• Directive: Find the lines that hold the word "расходов" and return them.
----- Supplied records
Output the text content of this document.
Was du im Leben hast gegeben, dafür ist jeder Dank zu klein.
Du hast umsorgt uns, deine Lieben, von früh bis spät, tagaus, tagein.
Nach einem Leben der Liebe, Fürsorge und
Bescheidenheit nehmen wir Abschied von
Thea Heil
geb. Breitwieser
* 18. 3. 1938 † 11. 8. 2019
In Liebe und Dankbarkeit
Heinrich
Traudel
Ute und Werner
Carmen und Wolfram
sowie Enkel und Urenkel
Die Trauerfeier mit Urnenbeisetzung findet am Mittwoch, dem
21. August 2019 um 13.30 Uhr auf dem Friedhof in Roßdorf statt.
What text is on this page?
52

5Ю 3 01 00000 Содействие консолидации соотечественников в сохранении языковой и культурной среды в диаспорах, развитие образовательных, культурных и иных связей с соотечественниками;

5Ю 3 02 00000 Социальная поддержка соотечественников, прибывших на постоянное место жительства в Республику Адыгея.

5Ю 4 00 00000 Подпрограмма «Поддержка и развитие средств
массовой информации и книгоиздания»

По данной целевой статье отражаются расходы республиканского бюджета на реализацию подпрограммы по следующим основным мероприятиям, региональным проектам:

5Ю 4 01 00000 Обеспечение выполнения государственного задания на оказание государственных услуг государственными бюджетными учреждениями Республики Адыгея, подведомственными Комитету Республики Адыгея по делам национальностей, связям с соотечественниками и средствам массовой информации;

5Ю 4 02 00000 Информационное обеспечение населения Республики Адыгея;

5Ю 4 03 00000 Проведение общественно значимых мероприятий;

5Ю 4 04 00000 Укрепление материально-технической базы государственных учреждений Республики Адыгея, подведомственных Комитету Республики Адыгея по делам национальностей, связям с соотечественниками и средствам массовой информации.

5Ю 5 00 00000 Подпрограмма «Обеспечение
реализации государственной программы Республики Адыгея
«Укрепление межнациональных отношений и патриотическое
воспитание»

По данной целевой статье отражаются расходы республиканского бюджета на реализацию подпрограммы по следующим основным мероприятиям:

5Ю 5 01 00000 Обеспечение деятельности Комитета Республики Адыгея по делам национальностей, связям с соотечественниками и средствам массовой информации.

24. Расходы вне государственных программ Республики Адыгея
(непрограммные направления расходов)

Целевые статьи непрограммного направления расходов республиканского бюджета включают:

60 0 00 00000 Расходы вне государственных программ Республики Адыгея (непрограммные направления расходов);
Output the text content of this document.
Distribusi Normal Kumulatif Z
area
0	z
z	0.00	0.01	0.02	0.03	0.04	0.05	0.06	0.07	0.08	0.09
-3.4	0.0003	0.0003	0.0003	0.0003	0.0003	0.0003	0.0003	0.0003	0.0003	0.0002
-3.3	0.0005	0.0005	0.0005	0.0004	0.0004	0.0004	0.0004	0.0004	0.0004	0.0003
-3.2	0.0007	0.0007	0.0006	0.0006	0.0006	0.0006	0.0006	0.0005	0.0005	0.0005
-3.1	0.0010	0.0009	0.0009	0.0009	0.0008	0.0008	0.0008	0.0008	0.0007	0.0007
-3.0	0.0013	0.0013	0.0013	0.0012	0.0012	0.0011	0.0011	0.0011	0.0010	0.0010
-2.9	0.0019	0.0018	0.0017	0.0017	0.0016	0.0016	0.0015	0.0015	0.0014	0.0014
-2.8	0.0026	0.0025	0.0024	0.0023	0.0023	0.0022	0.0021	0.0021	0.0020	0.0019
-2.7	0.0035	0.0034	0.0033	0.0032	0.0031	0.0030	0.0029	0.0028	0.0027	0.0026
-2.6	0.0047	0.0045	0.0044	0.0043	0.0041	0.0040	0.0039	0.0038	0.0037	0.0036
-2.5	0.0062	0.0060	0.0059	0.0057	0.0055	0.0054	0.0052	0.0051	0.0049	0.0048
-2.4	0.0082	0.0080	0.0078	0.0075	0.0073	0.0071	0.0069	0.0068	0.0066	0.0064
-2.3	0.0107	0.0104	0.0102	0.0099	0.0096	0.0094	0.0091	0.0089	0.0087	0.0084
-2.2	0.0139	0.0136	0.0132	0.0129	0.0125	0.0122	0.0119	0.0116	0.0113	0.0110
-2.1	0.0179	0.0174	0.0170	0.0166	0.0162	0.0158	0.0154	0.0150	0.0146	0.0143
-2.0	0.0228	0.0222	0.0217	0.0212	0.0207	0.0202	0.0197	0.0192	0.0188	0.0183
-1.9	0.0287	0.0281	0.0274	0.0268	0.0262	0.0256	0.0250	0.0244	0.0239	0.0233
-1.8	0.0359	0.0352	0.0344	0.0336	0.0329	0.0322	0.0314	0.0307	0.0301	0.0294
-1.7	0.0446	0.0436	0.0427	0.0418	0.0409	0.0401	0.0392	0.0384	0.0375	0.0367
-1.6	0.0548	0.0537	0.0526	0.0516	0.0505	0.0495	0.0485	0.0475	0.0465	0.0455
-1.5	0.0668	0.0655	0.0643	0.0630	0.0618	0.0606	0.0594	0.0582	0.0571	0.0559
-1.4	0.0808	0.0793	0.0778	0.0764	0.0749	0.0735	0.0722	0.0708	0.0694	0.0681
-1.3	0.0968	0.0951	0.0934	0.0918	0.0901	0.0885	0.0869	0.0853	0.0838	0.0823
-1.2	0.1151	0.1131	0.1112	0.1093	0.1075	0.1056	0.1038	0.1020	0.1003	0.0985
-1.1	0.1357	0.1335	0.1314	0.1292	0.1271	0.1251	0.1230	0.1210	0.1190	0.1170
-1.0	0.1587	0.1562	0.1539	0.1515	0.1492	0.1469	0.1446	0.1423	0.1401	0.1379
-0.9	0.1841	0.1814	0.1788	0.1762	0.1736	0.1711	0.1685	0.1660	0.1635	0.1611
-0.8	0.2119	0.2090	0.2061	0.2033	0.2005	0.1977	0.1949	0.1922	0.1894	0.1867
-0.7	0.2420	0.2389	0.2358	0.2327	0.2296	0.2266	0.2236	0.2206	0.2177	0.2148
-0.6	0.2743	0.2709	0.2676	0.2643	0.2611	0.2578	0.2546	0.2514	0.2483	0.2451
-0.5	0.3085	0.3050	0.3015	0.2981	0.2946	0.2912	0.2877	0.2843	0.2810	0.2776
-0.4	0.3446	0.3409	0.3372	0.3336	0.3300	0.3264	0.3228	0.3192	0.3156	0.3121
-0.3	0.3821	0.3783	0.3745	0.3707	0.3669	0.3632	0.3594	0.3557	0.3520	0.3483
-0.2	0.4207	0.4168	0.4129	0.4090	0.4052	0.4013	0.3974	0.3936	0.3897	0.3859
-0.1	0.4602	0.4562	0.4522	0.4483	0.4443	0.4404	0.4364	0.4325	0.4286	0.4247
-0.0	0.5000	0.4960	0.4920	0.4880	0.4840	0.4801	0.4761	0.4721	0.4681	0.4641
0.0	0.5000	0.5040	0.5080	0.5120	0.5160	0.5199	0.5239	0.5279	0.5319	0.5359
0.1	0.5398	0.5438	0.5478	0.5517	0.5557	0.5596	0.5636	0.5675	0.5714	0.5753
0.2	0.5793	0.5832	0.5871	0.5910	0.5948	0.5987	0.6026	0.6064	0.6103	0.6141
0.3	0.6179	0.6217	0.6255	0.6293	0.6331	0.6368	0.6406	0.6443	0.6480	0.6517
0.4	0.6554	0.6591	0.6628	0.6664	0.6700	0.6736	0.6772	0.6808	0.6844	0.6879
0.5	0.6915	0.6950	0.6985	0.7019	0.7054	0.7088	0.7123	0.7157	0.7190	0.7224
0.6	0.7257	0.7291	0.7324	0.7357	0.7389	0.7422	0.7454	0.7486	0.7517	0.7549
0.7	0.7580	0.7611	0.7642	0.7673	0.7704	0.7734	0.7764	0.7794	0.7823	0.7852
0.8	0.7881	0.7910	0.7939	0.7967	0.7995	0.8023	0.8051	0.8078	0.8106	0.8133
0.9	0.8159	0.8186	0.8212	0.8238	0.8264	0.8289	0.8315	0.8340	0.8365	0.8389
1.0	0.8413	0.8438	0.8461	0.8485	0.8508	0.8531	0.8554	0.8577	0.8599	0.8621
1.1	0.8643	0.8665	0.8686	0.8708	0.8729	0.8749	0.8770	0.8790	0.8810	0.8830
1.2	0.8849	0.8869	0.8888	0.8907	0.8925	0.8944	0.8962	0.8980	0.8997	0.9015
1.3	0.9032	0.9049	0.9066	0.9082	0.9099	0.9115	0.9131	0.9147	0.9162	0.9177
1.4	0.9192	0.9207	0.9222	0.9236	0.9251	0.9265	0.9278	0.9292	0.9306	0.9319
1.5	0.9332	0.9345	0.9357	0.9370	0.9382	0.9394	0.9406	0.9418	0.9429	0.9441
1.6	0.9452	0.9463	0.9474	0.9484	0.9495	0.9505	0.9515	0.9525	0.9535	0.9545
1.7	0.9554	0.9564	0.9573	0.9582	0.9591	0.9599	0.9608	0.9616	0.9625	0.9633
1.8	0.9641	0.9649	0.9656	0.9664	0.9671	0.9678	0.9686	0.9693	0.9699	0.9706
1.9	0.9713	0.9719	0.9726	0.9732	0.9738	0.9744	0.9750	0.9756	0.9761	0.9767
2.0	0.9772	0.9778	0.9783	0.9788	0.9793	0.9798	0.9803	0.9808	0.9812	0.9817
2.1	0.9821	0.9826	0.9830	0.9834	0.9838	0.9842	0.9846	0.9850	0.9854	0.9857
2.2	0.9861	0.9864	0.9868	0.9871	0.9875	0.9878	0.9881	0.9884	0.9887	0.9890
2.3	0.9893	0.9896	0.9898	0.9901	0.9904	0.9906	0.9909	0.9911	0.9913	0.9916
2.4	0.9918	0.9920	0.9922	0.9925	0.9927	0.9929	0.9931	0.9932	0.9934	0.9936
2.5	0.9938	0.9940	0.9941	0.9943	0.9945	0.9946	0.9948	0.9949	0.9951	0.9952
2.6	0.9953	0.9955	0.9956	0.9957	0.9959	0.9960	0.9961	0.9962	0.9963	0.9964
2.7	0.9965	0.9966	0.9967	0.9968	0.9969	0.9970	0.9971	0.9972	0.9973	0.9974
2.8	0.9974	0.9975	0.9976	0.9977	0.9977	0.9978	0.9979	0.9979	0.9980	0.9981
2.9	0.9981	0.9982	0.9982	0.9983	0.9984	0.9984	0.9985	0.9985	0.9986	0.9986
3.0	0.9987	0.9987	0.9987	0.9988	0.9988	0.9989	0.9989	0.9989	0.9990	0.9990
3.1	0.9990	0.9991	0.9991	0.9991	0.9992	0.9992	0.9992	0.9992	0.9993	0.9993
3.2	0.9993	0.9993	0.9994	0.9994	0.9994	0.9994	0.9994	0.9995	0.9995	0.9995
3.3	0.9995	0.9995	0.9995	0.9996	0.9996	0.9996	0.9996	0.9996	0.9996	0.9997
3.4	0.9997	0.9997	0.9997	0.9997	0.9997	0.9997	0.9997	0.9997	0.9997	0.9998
----------
• Task solution:
(непрограммные направления расходов)
Целевые статьи непрограммного направления расходов республиканского бюджета включают:
60 0 00 00000 Расходы вне государственных программ Республики Адыгея (непрограммные направления расходов);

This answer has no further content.